» Task statement: Select, from the material below, each line with "data" in it.

» Records shown:
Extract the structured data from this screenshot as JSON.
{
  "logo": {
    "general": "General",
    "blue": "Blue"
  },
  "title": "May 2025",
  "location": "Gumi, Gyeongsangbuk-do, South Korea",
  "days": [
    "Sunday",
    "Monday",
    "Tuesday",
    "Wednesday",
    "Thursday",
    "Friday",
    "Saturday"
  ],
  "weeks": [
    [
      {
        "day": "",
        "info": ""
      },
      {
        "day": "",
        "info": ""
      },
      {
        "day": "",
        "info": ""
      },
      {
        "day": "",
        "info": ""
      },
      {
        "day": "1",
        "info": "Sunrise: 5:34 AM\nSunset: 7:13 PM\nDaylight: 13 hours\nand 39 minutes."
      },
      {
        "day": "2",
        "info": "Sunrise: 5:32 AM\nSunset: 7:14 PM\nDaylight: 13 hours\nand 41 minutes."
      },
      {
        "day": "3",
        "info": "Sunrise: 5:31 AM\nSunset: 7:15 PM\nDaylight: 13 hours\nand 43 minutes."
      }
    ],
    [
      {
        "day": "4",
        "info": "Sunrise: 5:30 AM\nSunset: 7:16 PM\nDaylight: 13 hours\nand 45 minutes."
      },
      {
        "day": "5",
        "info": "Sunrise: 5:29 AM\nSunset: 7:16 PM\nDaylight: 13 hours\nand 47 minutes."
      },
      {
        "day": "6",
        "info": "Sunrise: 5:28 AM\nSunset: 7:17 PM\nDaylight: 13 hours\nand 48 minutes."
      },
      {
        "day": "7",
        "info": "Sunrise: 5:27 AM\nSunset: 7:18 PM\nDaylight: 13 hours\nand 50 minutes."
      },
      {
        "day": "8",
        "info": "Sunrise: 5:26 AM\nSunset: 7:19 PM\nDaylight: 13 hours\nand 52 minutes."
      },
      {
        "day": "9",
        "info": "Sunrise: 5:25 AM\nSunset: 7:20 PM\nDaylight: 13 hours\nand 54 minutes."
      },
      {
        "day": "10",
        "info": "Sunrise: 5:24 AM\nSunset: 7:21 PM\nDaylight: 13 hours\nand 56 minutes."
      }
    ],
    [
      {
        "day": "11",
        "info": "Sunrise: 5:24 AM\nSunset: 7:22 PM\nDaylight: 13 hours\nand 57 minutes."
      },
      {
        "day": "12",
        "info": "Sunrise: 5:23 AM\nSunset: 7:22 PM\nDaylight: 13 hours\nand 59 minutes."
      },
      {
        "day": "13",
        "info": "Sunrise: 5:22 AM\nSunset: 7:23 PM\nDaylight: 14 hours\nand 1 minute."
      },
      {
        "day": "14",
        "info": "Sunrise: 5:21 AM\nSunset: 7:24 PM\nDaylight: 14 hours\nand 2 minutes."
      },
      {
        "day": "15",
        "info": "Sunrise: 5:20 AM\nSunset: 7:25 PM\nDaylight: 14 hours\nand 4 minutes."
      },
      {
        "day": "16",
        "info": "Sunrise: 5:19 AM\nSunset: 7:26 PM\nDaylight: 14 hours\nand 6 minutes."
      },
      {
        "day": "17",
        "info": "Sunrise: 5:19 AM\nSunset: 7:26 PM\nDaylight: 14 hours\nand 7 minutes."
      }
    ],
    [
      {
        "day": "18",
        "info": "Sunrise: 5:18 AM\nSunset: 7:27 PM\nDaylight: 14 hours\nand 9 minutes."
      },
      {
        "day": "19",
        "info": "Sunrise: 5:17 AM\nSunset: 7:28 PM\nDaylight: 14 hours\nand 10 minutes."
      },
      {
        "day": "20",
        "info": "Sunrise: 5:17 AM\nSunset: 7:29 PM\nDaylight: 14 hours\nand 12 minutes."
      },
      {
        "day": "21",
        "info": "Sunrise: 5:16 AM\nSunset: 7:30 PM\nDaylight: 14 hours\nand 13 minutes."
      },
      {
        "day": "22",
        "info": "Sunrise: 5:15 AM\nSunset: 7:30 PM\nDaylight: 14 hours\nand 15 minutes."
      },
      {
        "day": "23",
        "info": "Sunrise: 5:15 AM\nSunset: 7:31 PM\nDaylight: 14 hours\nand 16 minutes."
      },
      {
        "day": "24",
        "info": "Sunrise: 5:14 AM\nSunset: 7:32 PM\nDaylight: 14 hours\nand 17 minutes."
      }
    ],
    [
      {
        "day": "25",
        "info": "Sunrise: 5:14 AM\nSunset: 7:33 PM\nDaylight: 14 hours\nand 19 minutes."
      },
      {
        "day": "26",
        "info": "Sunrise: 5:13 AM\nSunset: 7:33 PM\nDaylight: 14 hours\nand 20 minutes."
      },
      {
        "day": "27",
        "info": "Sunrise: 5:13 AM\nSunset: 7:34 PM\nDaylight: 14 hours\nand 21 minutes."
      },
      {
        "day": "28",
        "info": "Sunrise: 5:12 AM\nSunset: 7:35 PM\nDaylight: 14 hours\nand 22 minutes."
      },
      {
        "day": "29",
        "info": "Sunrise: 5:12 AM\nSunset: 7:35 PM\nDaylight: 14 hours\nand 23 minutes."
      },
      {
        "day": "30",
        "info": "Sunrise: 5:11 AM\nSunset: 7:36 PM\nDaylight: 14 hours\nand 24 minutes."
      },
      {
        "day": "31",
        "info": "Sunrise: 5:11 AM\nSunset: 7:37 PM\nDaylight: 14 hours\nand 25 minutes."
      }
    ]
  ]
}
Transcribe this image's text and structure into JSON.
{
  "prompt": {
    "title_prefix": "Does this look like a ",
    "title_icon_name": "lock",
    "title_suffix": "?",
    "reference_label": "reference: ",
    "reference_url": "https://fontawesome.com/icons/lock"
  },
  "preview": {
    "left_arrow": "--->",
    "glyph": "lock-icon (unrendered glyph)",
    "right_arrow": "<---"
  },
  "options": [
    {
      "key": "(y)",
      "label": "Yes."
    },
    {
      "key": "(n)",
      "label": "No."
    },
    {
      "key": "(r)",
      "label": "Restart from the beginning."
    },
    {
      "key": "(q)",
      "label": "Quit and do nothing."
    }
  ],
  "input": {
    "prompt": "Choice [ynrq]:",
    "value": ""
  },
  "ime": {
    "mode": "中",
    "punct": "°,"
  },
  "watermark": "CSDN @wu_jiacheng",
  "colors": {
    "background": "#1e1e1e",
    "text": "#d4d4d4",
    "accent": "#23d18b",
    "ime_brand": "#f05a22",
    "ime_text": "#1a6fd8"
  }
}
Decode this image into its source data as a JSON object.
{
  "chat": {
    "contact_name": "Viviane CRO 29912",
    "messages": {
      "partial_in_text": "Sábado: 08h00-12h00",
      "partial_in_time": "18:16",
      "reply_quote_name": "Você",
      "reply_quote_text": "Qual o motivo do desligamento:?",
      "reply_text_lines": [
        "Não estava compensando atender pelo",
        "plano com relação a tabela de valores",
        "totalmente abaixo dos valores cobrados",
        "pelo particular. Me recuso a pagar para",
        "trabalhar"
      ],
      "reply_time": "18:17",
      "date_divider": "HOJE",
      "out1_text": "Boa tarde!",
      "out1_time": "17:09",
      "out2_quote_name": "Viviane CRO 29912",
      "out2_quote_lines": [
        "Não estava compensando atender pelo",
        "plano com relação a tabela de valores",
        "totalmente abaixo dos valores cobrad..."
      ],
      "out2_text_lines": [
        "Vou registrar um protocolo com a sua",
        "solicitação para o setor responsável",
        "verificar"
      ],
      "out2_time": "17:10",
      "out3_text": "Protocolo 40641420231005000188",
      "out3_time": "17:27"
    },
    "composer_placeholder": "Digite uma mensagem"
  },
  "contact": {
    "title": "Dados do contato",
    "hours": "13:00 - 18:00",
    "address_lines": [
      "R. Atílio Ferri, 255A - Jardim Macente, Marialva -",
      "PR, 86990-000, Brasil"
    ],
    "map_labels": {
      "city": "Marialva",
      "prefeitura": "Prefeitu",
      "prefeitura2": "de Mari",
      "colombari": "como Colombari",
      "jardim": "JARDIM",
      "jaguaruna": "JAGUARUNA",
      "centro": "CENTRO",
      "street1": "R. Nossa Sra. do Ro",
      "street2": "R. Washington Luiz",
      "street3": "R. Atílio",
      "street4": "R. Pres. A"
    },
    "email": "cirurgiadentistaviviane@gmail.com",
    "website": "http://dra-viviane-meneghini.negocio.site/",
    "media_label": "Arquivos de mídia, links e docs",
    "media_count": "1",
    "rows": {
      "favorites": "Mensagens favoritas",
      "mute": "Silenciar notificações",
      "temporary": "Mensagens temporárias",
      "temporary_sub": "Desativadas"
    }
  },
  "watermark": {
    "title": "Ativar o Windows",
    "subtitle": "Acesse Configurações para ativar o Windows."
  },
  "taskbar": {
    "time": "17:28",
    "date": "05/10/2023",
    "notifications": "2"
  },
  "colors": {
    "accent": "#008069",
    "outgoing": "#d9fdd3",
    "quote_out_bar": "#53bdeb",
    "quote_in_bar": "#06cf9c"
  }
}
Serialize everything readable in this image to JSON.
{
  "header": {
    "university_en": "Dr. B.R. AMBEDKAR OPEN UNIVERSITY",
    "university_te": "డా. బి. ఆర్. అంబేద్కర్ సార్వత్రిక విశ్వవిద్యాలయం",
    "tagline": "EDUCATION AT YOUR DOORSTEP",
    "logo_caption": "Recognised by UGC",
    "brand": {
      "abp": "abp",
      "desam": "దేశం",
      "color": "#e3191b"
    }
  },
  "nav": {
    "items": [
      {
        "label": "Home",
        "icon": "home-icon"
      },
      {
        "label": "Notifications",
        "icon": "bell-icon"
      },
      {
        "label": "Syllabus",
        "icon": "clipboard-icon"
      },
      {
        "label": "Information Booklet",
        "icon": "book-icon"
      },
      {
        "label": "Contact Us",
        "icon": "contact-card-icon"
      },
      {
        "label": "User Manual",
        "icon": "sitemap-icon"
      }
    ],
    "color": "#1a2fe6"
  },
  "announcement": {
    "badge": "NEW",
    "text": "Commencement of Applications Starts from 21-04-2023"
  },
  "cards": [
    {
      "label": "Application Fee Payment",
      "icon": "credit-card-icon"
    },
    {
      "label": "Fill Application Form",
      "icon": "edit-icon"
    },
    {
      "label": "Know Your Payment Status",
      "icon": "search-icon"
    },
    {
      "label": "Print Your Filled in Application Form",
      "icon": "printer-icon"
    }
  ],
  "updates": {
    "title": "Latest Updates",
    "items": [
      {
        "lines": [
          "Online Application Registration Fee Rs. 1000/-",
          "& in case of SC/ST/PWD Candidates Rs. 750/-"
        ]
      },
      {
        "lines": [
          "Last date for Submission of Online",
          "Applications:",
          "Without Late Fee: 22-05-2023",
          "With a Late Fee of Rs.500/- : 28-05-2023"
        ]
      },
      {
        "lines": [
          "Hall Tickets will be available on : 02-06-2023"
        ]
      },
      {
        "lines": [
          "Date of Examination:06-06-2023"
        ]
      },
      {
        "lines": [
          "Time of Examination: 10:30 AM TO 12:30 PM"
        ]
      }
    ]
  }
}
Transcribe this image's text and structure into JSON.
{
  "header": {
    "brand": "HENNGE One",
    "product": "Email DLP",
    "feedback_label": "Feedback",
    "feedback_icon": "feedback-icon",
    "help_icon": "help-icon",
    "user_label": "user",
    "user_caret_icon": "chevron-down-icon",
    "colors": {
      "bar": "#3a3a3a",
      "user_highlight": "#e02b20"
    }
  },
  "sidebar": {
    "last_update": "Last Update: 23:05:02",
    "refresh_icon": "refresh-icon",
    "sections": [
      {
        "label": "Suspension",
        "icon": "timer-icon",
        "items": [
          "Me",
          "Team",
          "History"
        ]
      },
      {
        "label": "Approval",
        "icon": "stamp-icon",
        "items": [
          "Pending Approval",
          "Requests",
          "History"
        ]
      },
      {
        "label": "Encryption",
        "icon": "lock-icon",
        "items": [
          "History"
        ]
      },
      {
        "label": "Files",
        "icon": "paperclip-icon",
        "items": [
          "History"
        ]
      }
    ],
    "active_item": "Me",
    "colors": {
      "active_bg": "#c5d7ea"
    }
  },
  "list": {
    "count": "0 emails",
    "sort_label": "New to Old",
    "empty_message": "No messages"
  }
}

» Answer to this problem:
Extract the structured data from this screenshot as JSON.
Decode this image into its source data as a JSON object.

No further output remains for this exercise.